## What the exercise asks
Count only the lines of the records that hold "this", then give the number without any other words.

## Entries with figure data

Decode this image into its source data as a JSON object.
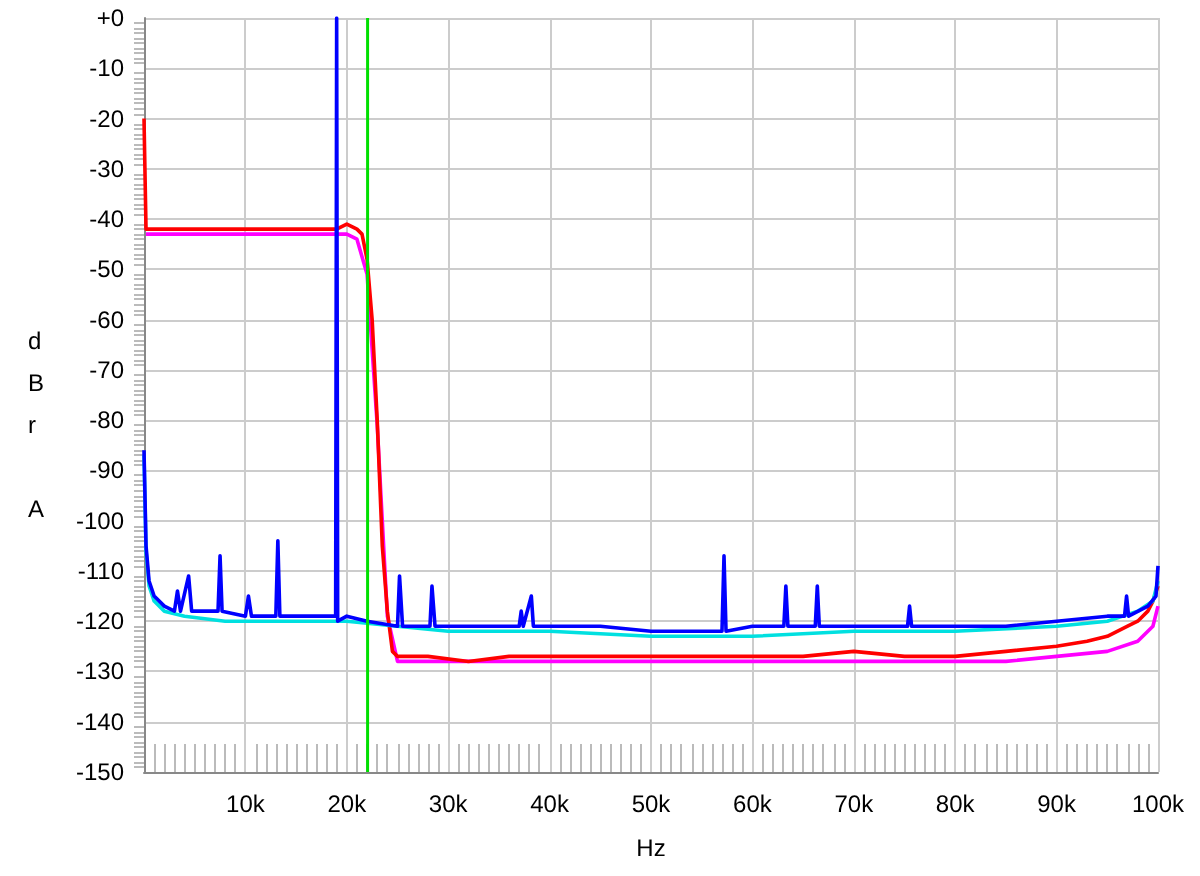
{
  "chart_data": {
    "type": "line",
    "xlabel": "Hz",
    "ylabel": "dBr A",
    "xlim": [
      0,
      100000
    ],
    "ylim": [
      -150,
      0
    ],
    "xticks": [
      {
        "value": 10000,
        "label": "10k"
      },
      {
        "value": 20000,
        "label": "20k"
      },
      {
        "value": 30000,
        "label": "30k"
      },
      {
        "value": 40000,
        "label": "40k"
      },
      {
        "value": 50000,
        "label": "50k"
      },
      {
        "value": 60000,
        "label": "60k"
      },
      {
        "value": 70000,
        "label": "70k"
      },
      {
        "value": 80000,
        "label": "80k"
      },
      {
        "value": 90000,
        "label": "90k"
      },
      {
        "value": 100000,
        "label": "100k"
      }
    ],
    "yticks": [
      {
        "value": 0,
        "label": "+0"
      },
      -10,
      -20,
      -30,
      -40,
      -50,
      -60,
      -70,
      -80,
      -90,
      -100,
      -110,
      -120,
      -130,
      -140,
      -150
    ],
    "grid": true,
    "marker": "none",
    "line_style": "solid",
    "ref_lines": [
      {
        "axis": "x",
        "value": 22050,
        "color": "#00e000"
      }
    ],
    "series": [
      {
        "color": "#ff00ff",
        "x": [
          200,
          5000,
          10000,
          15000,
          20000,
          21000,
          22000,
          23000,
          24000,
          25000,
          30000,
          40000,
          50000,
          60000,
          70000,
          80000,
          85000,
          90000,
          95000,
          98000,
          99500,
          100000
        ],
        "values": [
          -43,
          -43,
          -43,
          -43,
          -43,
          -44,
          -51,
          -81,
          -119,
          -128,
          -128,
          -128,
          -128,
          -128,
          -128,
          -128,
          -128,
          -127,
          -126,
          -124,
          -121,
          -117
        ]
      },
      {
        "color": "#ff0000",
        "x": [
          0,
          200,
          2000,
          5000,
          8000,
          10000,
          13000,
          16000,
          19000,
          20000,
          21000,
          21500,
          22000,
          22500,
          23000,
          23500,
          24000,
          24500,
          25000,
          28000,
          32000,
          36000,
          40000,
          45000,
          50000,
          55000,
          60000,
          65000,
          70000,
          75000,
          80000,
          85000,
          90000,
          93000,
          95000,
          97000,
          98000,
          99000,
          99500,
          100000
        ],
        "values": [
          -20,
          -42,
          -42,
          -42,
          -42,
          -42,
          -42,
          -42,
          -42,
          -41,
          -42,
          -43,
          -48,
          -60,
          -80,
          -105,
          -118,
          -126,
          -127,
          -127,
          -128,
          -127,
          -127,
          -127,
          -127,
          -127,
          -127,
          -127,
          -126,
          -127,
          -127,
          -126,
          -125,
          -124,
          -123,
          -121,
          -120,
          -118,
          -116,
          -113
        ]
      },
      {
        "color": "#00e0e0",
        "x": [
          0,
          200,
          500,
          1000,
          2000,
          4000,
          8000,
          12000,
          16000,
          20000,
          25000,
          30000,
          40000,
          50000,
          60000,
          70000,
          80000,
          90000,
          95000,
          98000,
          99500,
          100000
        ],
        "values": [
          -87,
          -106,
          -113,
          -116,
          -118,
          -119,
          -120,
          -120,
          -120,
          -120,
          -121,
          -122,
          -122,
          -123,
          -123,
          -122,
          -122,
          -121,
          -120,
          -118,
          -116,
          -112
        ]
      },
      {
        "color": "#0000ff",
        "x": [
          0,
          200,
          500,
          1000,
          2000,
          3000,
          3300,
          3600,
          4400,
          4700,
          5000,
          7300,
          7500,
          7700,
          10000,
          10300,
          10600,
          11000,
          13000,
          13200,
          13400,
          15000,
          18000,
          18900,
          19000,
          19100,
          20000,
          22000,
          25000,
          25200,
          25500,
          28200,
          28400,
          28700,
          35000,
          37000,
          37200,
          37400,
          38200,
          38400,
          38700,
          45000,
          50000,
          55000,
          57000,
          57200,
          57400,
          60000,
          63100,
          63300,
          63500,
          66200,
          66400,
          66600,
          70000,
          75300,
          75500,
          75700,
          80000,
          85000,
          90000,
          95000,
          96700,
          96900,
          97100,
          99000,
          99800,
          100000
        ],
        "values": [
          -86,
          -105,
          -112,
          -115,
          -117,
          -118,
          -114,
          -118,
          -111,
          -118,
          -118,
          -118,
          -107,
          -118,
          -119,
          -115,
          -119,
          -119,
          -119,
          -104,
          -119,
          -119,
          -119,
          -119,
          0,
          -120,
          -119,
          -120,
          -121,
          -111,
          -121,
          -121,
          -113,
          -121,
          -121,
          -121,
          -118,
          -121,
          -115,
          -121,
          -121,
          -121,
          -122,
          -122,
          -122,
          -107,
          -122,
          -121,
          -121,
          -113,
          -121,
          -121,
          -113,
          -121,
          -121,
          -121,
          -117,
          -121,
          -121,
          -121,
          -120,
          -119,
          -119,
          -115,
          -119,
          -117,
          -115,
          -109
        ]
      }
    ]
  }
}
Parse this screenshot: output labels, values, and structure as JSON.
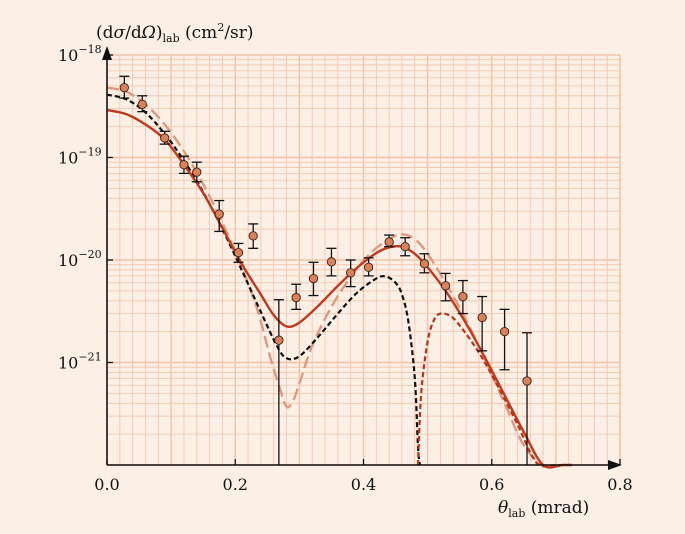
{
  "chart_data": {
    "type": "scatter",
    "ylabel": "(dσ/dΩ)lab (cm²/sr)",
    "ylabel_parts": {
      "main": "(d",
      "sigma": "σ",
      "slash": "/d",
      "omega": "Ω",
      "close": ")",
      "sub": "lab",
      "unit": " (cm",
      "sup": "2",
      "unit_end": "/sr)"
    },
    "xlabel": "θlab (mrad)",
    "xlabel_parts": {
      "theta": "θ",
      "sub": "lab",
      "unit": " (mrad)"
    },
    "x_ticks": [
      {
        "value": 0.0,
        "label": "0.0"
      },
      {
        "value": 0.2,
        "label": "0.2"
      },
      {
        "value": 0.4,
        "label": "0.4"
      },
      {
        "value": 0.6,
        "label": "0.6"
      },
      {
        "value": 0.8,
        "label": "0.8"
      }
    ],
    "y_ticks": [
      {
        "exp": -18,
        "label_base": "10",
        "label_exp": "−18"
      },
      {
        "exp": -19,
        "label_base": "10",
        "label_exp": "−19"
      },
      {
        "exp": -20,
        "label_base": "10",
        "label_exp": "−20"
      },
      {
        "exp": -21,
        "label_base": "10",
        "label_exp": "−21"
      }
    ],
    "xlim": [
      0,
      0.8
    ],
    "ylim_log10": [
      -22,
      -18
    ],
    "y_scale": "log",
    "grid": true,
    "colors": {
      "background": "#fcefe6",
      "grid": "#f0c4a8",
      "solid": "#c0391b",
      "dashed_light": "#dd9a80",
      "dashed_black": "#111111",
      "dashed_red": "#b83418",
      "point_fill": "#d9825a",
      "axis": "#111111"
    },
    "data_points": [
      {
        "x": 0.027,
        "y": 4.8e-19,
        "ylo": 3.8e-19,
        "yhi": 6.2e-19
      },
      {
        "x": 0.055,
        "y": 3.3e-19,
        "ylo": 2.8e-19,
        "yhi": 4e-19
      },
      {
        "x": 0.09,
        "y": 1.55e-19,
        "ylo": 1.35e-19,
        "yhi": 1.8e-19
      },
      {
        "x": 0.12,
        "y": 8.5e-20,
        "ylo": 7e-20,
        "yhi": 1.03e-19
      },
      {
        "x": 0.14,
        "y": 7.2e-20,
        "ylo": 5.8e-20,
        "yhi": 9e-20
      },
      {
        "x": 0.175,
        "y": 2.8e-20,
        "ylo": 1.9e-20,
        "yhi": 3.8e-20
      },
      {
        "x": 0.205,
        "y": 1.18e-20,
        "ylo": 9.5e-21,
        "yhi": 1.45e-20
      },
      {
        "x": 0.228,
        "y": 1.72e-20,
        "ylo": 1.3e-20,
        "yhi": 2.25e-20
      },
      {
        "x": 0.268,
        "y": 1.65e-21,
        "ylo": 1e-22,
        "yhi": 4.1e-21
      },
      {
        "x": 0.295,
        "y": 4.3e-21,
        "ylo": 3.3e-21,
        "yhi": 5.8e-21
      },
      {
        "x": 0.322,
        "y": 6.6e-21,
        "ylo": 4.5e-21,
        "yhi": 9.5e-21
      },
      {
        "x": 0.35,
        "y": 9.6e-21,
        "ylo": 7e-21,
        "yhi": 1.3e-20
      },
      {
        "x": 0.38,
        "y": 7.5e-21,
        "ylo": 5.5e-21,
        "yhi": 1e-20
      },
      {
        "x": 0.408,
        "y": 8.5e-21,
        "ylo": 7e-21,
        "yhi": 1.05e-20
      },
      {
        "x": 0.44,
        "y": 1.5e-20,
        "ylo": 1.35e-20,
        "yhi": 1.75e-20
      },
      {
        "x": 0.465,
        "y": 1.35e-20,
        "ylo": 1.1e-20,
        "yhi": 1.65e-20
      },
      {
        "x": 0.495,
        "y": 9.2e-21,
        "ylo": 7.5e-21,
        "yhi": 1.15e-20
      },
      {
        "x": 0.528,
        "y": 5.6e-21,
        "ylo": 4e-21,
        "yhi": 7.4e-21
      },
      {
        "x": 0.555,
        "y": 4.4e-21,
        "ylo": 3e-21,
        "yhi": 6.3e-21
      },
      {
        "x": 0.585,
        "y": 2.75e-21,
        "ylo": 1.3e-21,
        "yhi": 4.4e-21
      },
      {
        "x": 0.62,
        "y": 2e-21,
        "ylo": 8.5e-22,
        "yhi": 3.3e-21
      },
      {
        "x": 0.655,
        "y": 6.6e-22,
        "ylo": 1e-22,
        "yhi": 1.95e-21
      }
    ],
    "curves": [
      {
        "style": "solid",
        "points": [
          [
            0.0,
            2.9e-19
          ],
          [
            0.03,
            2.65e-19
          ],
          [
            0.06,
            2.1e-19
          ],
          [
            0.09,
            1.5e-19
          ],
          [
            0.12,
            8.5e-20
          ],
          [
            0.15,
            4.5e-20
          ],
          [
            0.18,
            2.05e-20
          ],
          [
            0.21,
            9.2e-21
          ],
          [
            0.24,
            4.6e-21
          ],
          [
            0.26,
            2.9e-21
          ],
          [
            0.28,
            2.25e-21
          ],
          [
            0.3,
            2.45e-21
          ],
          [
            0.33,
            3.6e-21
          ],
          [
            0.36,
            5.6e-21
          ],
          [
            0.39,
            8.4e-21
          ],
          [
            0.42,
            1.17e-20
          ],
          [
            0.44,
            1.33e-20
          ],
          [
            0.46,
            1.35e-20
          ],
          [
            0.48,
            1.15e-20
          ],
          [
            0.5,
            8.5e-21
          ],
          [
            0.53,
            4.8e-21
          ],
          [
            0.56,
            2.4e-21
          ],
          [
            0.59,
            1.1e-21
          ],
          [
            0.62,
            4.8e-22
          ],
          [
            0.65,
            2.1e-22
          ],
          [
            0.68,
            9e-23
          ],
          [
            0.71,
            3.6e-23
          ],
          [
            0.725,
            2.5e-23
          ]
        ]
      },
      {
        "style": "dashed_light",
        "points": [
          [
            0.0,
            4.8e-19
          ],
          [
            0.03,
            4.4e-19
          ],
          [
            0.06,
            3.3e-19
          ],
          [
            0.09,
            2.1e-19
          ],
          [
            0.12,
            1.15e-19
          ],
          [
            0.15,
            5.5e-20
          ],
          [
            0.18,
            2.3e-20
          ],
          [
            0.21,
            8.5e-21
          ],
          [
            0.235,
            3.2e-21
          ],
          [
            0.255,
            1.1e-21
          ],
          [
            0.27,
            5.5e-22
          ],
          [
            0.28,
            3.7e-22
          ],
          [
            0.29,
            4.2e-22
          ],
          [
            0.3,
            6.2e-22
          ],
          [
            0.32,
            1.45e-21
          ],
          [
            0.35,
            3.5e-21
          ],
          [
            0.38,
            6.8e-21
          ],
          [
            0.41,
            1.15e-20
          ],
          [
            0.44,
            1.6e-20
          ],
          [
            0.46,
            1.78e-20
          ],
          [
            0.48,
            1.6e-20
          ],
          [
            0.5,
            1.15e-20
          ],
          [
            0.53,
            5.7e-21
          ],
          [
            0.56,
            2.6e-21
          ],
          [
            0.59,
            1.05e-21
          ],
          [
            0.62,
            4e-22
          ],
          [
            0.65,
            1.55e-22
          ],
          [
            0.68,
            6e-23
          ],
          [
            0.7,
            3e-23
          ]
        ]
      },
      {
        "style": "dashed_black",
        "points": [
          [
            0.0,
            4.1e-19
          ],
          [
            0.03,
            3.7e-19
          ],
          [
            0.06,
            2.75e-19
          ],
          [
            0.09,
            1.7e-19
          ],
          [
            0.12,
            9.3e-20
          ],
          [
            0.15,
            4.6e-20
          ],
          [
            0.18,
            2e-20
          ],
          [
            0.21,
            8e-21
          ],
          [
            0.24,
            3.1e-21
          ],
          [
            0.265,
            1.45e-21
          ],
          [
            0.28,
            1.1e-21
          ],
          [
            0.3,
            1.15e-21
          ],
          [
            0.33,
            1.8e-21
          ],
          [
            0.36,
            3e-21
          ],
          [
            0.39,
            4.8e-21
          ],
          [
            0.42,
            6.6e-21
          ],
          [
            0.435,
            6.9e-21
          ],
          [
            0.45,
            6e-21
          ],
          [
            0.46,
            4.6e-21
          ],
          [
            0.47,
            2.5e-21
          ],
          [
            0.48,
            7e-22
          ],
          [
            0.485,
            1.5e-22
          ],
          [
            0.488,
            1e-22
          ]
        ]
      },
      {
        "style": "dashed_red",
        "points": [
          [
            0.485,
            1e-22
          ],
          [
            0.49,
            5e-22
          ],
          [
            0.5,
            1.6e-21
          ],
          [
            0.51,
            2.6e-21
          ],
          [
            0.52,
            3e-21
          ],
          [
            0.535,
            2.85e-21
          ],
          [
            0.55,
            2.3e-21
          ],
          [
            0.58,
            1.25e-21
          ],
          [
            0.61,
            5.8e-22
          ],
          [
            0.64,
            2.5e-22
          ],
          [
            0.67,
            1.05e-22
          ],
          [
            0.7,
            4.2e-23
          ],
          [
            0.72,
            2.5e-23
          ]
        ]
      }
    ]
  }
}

## Answer to the exercise
2